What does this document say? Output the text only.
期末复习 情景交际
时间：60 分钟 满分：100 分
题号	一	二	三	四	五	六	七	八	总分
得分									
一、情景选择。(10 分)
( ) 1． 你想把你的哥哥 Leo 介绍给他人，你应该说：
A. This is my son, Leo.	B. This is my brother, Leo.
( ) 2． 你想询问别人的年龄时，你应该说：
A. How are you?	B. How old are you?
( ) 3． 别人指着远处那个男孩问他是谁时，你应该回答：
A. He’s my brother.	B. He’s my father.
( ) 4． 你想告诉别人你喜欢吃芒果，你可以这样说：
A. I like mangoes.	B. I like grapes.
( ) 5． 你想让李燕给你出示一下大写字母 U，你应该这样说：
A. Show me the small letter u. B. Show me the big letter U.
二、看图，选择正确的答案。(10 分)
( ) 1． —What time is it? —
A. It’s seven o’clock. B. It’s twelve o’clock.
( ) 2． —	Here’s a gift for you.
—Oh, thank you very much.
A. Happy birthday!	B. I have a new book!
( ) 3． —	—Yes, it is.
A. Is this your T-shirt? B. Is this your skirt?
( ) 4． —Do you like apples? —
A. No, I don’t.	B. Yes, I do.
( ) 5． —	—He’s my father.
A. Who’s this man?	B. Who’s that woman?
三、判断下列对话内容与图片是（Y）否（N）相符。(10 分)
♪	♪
☆ ☆ ☆ ☆ ☆
From the listing above, extract all records word for word.

→ THE REPLY:
What does this document say? Output the text only.
期末复习 情景交际
时间：60 分钟 满分：100 分
题号	一	二	三	四	五	六	七	八	总分
得分									
一、情景选择。(10 分)
( ) 1． 你想把你的哥哥 Leo 介绍给他人，你应该说：
A. This is my son, Leo.	B. This is my brother, Leo.
( ) 2． 你想询问别人的年龄时，你应该说：
A. How are you?	B. How old are you?
( ) 3． 别人指着远处那个男孩问他是谁时，你应该回答：
A. He’s my brother.	B. He’s my father.
( ) 4． 你想告诉别人你喜欢吃芒果，你可以这样说：
A. I like mangoes.	B. I like grapes.
( ) 5． 你想让李燕给你出示一下大写字母 U，你应该这样说：
A. Show me the small letter u. B. Show me the big letter U.
二、看图，选择正确的答案。(10 分)
( ) 1． —What time is it? —
A. It’s seven o’clock. B. It’s twelve o’clock.
( ) 2． —	Here’s a gift for you.
—Oh, thank you very much.
A. Happy birthday!	B. I have a new book!
( ) 3． —	—Yes, it is.
A. Is this your T-shirt? B. Is this your skirt?
( ) 4． —Do you like apples? —
A. No, I don’t.	B. Yes, I do.
( ) 5． —	—He’s my father.
A. Who’s this man?	B. Who’s that woman?
三、判断下列对话内容与图片是（Y）否（N）相符。(10 分)
♪	♪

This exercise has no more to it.